::: Extracted entries :::

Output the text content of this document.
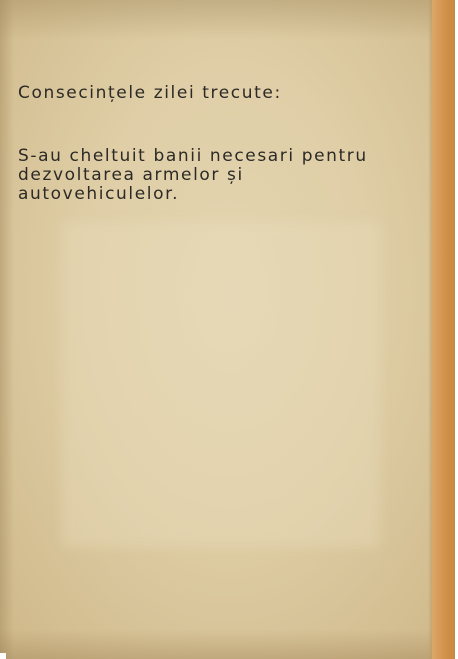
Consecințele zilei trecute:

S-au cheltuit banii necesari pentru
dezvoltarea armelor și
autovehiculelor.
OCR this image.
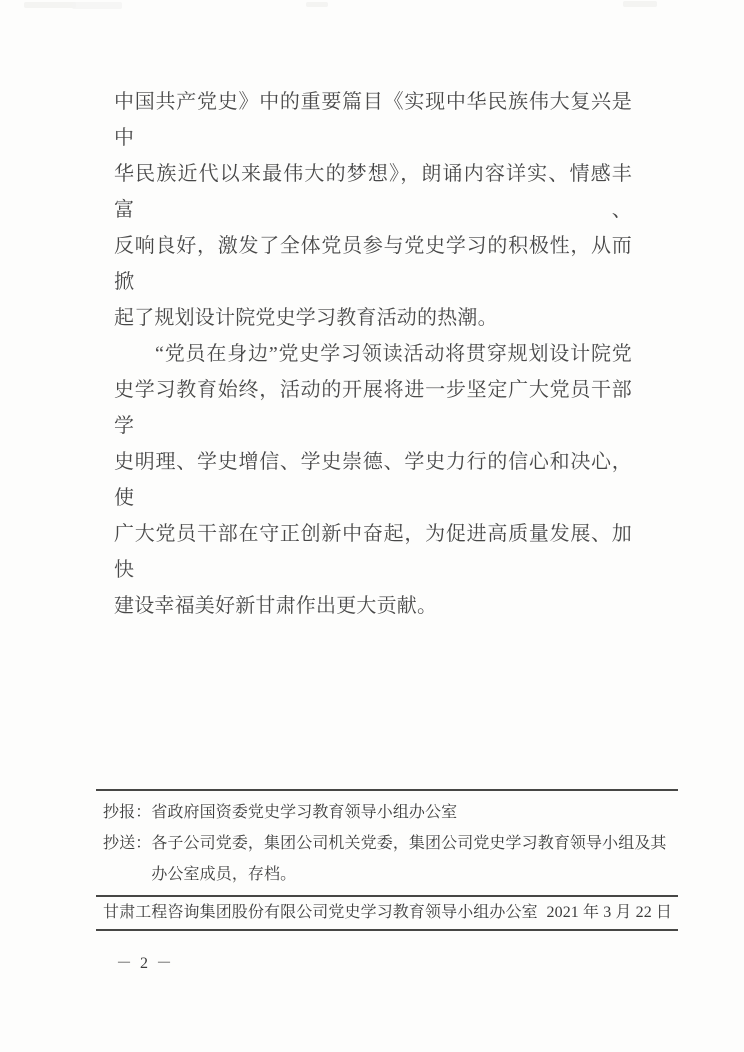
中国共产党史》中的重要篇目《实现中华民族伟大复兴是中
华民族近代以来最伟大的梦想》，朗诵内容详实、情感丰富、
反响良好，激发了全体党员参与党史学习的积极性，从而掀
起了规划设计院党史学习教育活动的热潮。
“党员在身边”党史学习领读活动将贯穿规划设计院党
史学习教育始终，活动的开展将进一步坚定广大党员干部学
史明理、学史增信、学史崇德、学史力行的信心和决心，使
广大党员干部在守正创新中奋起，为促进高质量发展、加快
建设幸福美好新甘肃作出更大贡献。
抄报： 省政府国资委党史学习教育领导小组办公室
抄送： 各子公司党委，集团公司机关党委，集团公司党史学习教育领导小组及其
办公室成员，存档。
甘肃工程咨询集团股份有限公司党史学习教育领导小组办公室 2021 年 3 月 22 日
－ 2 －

:::

**Exercise:**
From the listing above, print every entry precisely and drop the pictures.

**Expected answer:**
Output the text content of this document.
Consecințele zilei trecute:

S-au cheltuit banii necesari pentru
dezvoltarea armelor și
autovehiculelor.
OCR this image.
中国共产党史》中的重要篇目《实现中华民族伟大复兴是中
华民族近代以来最伟大的梦想》，朗诵内容详实、情感丰富、
反响良好，激发了全体党员参与党史学习的积极性，从而掀
起了规划设计院党史学习教育活动的热潮。
“党员在身边”党史学习领读活动将贯穿规划设计院党
史学习教育始终，活动的开展将进一步坚定广大党员干部学
史明理、学史增信、学史崇德、学史力行的信心和决心，使
广大党员干部在守正创新中奋起，为促进高质量发展、加快
建设幸福美好新甘肃作出更大贡献。
抄报： 省政府国资委党史学习教育领导小组办公室
抄送： 各子公司党委，集团公司机关党委，集团公司党史学习教育领导小组及其
办公室成员，存档。
甘肃工程咨询集团股份有限公司党史学习教育领导小组办公室 2021 年 3 月 22 日
－ 2 －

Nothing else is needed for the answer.